Pull out each line of the records holding the string "while".

--- begin Material ---

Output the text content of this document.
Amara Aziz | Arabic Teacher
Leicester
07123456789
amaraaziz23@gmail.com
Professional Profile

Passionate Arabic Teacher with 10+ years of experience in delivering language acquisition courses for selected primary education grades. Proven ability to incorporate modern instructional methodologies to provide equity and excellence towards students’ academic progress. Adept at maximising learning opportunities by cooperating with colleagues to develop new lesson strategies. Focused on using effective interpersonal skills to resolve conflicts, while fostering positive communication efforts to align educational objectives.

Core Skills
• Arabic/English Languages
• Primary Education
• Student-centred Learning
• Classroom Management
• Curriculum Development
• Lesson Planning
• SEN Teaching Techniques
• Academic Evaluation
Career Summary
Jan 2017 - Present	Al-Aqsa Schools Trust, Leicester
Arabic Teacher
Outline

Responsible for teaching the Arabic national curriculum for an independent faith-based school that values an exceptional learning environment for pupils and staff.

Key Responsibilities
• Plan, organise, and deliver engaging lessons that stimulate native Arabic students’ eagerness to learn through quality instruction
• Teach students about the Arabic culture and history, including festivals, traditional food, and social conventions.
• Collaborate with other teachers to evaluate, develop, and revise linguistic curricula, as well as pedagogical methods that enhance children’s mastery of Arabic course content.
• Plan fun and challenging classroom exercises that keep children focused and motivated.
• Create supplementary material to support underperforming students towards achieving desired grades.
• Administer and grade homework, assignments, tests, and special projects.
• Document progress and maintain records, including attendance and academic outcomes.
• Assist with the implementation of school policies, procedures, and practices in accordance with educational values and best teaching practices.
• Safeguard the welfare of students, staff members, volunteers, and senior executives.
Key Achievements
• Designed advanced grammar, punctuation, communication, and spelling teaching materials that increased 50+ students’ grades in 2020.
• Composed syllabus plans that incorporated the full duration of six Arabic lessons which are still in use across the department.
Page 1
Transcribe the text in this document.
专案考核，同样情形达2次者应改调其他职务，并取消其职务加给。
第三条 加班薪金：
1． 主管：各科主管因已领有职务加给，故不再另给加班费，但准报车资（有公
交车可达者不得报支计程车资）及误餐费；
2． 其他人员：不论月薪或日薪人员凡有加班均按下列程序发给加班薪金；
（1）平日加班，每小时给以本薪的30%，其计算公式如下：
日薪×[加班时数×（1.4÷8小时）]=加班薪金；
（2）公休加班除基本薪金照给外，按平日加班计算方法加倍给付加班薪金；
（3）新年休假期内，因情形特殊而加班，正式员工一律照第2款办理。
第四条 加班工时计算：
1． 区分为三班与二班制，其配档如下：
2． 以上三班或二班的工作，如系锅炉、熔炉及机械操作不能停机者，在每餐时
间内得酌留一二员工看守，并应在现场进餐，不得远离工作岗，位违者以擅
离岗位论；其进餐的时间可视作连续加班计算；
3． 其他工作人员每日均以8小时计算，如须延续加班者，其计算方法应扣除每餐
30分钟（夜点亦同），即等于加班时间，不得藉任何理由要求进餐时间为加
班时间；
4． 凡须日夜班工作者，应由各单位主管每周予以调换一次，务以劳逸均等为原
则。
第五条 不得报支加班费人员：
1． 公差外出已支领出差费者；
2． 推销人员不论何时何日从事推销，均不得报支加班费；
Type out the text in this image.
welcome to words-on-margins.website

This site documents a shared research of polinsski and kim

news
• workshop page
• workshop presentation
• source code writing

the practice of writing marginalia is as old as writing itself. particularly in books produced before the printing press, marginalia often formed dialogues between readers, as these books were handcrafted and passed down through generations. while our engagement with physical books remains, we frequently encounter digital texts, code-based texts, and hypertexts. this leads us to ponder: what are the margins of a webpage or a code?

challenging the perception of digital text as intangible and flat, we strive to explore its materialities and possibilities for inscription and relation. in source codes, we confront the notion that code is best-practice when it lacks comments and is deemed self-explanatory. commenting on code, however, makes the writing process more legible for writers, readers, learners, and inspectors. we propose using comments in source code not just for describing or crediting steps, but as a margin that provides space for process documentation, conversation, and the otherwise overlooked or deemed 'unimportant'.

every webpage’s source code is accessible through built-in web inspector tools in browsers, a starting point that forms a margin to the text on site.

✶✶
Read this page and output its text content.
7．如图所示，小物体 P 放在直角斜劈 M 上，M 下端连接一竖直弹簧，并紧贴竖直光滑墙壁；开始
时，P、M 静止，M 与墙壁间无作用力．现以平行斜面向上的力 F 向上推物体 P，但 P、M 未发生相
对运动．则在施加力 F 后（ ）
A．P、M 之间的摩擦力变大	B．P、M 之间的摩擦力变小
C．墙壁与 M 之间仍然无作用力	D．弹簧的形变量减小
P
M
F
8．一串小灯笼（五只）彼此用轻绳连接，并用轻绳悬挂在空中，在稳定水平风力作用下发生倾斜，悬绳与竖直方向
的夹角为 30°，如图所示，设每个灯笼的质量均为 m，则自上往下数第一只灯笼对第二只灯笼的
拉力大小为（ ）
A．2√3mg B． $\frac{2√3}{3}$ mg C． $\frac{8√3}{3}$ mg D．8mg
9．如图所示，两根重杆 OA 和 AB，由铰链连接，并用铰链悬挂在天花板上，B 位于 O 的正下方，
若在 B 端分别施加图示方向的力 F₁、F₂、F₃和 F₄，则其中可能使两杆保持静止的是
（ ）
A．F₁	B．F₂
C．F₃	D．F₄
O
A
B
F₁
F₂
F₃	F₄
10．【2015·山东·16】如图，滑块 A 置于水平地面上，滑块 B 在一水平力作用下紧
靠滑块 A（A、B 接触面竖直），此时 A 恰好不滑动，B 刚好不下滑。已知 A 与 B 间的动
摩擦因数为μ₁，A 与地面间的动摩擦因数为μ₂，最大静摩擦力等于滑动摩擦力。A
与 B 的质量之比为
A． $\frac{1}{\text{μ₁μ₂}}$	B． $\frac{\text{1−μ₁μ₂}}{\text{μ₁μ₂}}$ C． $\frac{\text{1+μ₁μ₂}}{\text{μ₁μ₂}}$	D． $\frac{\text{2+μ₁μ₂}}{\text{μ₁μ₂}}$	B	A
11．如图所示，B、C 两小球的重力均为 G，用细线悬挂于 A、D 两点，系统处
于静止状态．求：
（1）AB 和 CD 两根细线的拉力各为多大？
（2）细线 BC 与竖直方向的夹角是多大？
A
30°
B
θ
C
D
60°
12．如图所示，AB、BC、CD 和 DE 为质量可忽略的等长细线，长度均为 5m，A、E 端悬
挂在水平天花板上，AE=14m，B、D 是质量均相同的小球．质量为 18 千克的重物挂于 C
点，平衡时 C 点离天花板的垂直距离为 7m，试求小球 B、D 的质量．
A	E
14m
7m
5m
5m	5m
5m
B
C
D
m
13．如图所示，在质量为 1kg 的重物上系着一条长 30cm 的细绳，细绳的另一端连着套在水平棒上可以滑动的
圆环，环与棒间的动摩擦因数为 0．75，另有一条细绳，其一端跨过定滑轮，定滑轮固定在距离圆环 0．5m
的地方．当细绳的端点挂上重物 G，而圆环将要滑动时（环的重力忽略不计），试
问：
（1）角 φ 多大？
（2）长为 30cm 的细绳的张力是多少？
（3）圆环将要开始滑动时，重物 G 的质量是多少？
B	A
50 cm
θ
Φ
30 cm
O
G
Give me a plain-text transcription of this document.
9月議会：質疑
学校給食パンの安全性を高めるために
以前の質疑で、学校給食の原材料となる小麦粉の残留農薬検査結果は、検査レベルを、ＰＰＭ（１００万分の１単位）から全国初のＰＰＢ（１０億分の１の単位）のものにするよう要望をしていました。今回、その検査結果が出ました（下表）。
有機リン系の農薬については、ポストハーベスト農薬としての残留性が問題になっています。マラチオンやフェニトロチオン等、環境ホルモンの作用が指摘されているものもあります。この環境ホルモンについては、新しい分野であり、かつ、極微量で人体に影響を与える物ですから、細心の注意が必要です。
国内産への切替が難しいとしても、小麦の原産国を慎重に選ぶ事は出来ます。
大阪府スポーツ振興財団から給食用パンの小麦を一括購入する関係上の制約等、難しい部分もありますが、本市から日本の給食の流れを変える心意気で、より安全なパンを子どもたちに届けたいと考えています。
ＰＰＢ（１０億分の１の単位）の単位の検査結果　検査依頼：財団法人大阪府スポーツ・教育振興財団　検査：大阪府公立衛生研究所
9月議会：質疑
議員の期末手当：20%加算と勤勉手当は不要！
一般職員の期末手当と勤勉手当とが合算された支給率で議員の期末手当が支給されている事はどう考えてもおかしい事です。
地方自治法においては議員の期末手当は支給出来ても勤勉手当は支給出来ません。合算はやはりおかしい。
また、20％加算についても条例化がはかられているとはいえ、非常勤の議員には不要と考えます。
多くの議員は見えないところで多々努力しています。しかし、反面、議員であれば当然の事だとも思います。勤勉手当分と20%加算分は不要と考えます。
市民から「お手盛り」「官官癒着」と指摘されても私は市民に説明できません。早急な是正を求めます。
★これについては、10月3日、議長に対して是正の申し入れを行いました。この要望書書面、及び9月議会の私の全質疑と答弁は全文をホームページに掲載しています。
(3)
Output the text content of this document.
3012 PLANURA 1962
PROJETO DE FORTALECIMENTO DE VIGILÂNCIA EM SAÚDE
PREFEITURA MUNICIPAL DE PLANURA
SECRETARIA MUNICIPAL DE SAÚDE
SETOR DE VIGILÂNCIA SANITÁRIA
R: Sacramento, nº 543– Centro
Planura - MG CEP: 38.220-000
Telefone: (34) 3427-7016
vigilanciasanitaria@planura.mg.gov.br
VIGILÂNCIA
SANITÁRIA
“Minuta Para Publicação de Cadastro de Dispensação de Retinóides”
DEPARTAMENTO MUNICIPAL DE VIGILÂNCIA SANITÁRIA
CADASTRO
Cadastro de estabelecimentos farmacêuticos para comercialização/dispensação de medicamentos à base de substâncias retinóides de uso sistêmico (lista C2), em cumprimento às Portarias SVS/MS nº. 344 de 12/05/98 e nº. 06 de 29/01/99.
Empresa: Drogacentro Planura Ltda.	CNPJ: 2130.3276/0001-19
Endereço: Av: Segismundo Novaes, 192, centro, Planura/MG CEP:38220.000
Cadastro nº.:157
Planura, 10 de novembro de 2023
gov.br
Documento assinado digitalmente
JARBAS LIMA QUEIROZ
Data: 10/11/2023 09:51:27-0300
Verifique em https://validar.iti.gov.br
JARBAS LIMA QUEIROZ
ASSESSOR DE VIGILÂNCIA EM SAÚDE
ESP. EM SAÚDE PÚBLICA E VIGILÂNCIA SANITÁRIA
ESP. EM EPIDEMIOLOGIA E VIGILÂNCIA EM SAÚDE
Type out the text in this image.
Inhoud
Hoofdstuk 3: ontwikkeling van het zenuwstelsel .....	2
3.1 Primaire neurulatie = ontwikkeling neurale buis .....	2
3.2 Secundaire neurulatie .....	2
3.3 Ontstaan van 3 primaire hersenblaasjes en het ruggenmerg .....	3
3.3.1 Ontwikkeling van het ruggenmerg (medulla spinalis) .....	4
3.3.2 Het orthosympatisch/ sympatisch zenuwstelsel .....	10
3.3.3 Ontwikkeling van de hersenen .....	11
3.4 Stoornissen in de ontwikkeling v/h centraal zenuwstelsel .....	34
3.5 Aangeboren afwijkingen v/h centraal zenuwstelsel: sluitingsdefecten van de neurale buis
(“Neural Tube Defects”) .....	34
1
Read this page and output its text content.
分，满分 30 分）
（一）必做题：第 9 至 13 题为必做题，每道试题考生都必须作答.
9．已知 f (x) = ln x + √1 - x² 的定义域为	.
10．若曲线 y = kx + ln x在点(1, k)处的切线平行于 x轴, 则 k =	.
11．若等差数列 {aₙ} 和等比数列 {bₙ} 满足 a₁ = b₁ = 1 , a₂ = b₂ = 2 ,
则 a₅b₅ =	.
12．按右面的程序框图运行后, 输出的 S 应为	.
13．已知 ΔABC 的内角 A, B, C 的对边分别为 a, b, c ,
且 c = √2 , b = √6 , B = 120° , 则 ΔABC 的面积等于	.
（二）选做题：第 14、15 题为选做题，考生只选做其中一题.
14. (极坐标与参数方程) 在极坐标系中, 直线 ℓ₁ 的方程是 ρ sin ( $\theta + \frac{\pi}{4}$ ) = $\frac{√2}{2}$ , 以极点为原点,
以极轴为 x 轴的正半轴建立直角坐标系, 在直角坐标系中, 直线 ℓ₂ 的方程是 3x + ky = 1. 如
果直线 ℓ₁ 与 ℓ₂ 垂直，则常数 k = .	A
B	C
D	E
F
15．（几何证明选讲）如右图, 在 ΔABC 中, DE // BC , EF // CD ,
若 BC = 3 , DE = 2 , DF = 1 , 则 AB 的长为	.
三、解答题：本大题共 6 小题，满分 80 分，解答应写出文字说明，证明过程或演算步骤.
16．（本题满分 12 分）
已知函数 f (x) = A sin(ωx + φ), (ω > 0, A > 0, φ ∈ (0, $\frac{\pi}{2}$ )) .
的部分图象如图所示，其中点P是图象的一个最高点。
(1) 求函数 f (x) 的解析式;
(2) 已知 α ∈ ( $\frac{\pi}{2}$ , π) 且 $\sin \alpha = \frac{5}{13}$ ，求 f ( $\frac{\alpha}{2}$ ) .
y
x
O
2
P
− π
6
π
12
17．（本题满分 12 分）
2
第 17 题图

--- end Material ---

__Answer to the problem__.
Passionate Arabic Teacher with 10+ years of experience in delivering language acquisition courses for selected primary education grades. Proven ability to incorporate modern instructional methodologies to provide equity and excellence towards students’ academic progress. Adept at maximising learning opportunities by cooperating with colleagues to develop new lesson strategies. Focused on using effective interpersonal skills to resolve conflicts, while fostering positive communication efforts to align educational objectives.
the practice of writing marginalia is as old as writing itself. particularly in books produced before the printing press, marginalia often formed dialogues between readers, as these books were handcrafted and passed down through generations. while our engagement with physical books remains, we frequently encounter digital texts, code-based texts, and hypertexts. this leads us to ponder: what are the margins of a webpage or a code?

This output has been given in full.